TASK TO CARRY OUT
Everything from the line containing "Give me the" through the final line of the records must be transcribed verbatim; nothing else belongs in the result.

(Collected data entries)
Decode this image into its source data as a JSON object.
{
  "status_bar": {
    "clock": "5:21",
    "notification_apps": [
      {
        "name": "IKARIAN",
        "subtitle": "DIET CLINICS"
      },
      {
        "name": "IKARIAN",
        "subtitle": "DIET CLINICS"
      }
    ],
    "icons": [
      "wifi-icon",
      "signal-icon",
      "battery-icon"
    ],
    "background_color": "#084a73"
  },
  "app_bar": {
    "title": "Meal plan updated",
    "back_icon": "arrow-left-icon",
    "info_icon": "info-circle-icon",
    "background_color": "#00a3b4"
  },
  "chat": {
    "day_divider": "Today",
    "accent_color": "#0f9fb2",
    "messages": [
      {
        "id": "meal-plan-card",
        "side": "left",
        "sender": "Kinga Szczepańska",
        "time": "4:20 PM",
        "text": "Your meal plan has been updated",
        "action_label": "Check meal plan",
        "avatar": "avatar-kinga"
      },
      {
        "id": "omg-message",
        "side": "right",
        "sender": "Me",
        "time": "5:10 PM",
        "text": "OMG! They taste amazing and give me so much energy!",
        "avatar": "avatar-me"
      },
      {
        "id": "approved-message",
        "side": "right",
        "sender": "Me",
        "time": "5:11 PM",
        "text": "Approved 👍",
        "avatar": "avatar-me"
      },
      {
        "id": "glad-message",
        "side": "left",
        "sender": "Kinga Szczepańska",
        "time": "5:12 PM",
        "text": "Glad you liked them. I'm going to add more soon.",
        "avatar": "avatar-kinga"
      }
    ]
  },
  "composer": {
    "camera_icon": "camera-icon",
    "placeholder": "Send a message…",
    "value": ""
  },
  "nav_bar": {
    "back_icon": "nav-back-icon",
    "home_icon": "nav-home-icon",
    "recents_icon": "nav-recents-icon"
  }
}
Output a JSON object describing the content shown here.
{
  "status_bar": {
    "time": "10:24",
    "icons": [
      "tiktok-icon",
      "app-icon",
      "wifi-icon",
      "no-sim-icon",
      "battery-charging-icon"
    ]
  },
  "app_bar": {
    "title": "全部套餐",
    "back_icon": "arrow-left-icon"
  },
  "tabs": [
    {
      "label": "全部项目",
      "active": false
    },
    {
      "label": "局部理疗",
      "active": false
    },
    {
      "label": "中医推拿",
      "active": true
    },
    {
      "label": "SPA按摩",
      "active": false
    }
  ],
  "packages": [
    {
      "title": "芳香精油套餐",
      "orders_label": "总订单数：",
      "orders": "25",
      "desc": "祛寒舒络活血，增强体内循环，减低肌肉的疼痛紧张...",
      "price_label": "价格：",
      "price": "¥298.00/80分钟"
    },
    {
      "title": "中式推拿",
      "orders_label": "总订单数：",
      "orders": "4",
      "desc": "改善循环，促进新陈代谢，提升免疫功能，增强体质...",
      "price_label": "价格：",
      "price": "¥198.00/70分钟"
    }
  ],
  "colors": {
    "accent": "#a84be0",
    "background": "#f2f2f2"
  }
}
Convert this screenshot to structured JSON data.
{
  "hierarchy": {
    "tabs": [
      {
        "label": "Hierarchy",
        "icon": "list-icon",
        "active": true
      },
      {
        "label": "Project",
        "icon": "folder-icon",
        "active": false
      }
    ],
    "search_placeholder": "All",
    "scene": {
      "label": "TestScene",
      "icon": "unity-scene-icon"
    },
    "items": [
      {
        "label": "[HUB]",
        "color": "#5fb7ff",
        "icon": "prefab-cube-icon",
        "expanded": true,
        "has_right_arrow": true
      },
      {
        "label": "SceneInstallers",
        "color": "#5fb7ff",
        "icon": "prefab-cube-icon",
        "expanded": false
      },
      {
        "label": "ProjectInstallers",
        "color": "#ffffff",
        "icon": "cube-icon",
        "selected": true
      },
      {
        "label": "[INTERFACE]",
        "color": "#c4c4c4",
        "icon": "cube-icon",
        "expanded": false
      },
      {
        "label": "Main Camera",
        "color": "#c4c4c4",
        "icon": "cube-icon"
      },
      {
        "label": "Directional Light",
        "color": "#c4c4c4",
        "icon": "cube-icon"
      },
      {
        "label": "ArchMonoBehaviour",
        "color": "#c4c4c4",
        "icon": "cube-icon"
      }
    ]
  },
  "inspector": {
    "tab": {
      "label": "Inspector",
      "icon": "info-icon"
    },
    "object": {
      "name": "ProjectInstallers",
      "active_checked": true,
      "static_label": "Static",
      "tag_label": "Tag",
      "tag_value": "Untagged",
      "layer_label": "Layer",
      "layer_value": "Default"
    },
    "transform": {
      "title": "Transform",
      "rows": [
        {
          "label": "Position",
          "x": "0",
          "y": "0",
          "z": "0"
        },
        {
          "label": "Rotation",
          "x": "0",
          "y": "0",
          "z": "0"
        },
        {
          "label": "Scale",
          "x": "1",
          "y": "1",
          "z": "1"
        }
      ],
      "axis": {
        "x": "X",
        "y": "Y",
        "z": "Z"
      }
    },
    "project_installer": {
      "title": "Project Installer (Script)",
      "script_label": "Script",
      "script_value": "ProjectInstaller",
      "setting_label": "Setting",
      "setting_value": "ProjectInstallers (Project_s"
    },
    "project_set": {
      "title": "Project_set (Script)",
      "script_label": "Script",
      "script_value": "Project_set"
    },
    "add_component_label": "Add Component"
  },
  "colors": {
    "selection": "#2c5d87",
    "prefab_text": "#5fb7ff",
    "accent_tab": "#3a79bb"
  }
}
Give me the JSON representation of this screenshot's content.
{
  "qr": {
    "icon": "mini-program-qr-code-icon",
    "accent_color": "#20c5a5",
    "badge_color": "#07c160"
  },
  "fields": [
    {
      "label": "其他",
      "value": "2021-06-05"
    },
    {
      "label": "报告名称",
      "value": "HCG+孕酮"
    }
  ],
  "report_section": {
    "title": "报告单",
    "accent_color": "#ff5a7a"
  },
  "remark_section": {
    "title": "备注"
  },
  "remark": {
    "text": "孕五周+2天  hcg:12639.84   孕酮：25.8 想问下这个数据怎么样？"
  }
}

WRITTEN RESPONSE
Give me the JSON representation of this screenshot's content.
{
  "qr": {
    "icon": "mini-program-qr-code-icon",
    "accent_color": "#20c5a5",
    "badge_color": "#07c160"
  },
  "fields": [
    {
      "label": "其他",
      "value": "2021-06-05"
    },
    {
      "label": "报告名称",
      "value": "HCG+孕酮"
    }
  ],
  "report_section": {
    "title": "报告单",
    "accent_color": "#ff5a7a"
  },
  "remark_section": {
    "title": "备注"
  },
  "remark": {
    "text": "孕五周+2天  hcg:12639.84   孕酮：25.8 想问下这个数据怎么样？"
  }
}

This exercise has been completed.